→ **THE EXERCISE**
Search the data for the string "JSON" and gather each line it is in.

----- DATASET RECORDS -----

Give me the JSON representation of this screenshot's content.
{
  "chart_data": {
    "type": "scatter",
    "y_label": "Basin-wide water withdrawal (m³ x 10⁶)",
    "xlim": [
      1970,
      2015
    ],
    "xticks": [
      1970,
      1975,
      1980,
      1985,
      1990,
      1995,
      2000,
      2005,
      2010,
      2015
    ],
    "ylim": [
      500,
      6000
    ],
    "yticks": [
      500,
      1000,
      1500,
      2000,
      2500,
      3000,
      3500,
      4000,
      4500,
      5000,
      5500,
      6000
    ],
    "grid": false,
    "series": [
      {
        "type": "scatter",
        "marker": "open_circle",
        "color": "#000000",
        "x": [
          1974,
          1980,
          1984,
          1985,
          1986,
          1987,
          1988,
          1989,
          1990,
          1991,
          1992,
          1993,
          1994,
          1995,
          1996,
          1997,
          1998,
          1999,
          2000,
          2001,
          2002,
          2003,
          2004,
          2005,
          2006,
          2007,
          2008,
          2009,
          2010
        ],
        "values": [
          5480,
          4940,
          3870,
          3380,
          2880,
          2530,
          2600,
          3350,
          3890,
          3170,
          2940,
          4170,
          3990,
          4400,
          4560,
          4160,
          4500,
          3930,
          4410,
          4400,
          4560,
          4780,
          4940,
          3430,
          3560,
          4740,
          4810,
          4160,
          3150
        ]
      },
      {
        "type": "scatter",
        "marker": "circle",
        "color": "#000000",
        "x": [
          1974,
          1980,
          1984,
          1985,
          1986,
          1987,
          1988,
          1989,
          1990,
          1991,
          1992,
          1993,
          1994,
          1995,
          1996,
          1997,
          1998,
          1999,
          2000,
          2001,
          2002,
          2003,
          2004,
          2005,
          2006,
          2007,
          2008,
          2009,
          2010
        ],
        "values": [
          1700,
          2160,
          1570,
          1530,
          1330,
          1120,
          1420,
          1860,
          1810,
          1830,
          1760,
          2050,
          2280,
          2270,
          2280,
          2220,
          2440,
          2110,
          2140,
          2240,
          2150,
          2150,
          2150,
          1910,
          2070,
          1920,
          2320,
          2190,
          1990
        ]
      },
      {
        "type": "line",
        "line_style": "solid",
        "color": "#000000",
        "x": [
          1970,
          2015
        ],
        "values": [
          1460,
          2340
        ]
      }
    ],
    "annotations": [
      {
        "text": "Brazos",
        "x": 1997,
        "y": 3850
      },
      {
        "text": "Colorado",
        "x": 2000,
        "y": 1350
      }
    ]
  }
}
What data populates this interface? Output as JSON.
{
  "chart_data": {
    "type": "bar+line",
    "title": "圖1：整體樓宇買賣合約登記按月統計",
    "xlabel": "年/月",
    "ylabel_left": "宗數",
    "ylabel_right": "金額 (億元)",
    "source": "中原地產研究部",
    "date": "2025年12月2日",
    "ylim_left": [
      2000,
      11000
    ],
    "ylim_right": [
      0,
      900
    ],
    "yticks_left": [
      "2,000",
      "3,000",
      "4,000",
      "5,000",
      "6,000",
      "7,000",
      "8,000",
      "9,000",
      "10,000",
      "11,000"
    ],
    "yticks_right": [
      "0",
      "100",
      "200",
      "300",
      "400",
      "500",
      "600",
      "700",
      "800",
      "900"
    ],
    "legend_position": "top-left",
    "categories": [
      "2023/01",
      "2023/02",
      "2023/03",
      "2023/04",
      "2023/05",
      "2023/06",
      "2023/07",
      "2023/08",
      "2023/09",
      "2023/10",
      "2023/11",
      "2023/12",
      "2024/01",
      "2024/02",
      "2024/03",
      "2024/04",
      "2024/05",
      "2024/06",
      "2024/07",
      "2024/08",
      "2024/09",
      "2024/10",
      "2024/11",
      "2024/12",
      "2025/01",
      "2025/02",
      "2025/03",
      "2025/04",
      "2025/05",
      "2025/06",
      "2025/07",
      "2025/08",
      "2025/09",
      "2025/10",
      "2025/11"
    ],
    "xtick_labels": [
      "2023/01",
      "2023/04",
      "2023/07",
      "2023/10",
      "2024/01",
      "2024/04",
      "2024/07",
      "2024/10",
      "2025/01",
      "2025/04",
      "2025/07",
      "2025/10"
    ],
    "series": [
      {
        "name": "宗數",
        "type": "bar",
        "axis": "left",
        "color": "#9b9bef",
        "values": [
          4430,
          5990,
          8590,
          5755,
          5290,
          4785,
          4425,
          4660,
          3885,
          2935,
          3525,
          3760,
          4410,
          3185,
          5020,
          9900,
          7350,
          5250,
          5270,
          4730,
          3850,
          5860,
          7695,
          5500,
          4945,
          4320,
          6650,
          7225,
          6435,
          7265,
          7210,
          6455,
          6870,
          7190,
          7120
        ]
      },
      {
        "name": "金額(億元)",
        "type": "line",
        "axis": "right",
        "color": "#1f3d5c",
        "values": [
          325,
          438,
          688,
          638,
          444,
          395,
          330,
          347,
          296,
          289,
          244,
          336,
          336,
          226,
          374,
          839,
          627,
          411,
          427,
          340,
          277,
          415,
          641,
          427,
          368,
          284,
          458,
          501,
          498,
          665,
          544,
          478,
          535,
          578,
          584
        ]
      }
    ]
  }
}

-----

→ **ANSWER IN FULL**
Give me the JSON representation of this screenshot's content.
What data populates this interface? Output as JSON.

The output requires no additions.